- [Task to carry out]:
Report the count of lines that carry the string "small", and add nothing.
━━ Entries supplied
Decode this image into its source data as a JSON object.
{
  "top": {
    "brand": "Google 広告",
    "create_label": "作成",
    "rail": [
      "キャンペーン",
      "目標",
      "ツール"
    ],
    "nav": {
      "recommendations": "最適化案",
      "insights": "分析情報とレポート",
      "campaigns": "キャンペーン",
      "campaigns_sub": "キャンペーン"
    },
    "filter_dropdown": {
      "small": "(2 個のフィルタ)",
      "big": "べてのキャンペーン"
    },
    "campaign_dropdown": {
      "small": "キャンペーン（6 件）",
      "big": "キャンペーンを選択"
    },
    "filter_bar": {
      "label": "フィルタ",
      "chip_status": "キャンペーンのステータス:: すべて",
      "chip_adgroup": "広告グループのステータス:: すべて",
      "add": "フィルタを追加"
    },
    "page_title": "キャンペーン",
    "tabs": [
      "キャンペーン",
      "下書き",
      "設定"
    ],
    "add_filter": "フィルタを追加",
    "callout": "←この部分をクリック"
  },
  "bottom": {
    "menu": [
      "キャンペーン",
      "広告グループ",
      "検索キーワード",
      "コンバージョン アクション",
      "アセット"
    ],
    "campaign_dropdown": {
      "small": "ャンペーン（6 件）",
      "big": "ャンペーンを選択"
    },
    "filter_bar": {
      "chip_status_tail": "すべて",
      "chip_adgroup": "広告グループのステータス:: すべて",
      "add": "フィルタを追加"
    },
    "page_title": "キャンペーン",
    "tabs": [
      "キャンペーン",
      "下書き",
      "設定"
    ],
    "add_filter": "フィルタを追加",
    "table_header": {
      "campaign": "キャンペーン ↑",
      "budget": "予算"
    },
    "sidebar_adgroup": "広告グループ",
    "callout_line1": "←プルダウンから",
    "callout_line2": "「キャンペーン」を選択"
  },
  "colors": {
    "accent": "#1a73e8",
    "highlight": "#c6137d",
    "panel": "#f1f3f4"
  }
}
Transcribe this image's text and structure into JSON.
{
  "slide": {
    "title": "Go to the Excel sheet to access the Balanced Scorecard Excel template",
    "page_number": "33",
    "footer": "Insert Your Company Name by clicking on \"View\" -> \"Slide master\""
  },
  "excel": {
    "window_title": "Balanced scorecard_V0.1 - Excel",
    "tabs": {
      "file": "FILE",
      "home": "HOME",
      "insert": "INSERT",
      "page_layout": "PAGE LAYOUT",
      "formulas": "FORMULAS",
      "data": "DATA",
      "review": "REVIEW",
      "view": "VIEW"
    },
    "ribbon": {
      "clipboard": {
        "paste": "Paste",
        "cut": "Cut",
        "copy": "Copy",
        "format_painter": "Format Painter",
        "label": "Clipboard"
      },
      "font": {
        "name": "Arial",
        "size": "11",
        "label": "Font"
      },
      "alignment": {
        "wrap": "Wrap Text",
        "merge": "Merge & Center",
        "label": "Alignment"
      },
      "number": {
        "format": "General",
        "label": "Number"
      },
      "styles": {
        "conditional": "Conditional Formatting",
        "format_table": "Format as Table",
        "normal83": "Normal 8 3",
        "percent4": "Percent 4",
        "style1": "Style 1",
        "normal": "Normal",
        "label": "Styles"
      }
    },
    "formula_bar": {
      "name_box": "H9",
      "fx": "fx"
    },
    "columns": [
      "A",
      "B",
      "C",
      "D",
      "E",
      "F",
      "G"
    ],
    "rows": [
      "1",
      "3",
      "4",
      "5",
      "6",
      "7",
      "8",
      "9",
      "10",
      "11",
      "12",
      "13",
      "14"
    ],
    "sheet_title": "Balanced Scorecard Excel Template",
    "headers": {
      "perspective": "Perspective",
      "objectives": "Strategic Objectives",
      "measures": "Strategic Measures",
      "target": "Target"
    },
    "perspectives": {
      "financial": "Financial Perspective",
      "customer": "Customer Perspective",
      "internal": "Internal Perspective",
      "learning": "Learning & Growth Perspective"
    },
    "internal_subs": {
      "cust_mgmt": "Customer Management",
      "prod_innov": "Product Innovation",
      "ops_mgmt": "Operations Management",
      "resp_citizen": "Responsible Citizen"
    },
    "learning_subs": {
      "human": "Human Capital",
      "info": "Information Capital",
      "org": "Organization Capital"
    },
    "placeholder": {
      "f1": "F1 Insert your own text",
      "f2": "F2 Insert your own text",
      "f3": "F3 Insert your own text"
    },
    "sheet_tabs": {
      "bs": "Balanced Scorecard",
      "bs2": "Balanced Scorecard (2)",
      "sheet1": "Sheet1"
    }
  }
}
━━━━
- [Solution below]:
3